--- START OF GIVEN DATA ---
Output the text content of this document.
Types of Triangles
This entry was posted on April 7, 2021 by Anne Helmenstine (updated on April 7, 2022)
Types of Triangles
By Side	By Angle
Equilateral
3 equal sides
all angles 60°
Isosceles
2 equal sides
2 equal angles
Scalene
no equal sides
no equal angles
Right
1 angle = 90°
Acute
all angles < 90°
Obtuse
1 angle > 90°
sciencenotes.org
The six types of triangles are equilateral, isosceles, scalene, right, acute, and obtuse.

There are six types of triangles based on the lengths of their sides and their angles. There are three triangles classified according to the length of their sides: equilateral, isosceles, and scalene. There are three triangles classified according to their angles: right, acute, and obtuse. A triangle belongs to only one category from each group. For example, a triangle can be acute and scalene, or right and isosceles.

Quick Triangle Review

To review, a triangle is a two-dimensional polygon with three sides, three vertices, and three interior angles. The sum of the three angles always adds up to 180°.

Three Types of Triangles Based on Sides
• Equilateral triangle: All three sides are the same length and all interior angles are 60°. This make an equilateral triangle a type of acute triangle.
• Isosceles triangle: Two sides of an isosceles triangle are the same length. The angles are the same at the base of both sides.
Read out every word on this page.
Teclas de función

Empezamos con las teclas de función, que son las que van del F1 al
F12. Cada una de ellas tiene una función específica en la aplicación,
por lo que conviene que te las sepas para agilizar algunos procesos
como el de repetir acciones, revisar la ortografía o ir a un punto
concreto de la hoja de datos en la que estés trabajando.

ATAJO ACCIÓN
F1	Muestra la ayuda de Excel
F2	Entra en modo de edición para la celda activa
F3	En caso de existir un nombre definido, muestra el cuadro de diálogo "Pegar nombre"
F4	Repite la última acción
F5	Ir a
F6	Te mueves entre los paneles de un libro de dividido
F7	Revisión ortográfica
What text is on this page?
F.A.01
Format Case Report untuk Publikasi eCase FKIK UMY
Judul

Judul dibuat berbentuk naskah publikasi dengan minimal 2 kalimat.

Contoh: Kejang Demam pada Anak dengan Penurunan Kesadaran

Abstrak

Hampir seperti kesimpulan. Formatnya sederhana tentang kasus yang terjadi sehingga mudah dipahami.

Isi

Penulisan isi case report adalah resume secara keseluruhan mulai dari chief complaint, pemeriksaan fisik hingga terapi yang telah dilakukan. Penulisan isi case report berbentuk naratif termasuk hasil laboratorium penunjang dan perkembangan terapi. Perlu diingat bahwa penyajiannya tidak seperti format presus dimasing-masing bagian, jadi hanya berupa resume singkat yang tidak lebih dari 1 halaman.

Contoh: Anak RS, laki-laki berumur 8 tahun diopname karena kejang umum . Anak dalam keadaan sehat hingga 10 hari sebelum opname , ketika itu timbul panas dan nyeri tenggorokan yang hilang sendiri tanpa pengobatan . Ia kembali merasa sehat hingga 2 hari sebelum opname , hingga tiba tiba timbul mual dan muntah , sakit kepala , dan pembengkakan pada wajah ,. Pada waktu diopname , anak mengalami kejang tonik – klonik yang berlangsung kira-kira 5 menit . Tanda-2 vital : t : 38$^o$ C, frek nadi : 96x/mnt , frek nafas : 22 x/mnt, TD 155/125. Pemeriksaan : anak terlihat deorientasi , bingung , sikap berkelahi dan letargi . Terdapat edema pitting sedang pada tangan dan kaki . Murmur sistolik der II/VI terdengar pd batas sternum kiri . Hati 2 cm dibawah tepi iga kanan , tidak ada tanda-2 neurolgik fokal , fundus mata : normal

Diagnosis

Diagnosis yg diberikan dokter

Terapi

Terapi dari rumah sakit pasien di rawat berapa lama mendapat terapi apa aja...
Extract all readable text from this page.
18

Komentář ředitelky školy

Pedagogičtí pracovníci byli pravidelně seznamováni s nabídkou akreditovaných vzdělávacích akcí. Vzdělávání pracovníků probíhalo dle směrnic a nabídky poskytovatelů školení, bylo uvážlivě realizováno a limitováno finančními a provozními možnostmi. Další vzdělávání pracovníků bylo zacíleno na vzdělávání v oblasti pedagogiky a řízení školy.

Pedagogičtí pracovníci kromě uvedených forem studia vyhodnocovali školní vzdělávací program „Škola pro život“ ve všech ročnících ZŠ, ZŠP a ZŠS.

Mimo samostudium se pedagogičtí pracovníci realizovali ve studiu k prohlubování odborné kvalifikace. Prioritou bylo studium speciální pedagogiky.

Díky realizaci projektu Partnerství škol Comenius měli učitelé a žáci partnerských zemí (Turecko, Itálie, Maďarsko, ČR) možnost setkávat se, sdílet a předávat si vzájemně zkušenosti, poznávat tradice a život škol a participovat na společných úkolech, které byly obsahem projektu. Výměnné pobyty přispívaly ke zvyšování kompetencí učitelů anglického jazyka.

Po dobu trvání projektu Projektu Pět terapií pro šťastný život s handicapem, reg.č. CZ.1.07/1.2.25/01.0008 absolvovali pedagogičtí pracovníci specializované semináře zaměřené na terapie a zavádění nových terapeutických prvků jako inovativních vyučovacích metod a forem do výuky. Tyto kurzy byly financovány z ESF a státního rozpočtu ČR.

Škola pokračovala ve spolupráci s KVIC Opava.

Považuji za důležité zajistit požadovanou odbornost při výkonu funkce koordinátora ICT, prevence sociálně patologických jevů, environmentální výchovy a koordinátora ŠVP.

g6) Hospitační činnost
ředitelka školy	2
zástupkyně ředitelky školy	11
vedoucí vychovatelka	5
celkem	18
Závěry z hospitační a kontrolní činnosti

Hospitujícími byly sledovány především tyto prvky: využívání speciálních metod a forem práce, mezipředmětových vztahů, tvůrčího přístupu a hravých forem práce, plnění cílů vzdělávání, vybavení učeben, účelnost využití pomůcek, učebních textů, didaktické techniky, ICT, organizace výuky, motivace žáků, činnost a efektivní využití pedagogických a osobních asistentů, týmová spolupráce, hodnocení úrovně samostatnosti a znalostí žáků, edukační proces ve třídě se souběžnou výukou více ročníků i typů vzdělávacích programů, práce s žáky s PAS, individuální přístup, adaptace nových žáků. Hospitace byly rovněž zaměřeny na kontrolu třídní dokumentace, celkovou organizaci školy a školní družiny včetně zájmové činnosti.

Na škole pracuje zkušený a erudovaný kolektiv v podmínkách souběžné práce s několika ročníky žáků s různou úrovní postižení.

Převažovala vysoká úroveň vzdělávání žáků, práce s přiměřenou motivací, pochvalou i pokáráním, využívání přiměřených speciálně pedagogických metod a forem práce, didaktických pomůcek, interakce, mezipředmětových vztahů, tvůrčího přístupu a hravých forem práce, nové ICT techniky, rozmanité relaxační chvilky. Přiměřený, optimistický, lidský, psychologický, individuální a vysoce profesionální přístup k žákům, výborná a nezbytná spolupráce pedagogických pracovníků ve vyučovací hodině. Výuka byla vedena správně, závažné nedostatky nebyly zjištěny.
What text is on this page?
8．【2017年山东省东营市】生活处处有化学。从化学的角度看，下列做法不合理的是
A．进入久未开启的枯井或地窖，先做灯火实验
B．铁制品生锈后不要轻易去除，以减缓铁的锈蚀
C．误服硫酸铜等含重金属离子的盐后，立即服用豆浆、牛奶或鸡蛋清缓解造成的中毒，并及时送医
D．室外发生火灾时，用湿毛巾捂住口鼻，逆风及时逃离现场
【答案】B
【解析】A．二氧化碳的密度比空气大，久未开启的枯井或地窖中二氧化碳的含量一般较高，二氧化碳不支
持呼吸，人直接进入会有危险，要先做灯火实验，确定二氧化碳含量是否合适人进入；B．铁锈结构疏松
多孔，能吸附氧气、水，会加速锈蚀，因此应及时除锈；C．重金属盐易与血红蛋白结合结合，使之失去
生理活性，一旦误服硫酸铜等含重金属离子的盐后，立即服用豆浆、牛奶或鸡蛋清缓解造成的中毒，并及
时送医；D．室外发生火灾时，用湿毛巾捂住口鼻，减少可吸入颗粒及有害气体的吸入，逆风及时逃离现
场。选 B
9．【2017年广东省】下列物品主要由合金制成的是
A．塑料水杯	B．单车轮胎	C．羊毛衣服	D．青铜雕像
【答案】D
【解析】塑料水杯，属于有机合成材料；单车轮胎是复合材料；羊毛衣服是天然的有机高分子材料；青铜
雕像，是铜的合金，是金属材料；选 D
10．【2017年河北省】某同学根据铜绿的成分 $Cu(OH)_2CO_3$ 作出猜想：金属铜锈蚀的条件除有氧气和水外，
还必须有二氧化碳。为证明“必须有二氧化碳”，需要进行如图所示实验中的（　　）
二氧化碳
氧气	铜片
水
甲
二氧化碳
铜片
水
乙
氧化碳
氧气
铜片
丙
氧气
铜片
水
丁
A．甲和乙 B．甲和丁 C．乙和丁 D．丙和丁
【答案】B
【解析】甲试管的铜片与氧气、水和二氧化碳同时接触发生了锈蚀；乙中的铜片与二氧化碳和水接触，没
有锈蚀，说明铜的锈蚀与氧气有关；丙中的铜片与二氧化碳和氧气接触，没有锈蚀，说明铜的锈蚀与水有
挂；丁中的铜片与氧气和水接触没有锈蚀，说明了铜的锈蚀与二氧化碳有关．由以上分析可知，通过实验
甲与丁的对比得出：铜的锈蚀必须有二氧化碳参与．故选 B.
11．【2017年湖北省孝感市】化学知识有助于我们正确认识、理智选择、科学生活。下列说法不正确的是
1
--- END OF GIVEN DATA ---
_REQUIREMENTS_. Looking at the records above, tally the lines holding "pracovníci" and reply with that number only.

_SOLUTION_. 4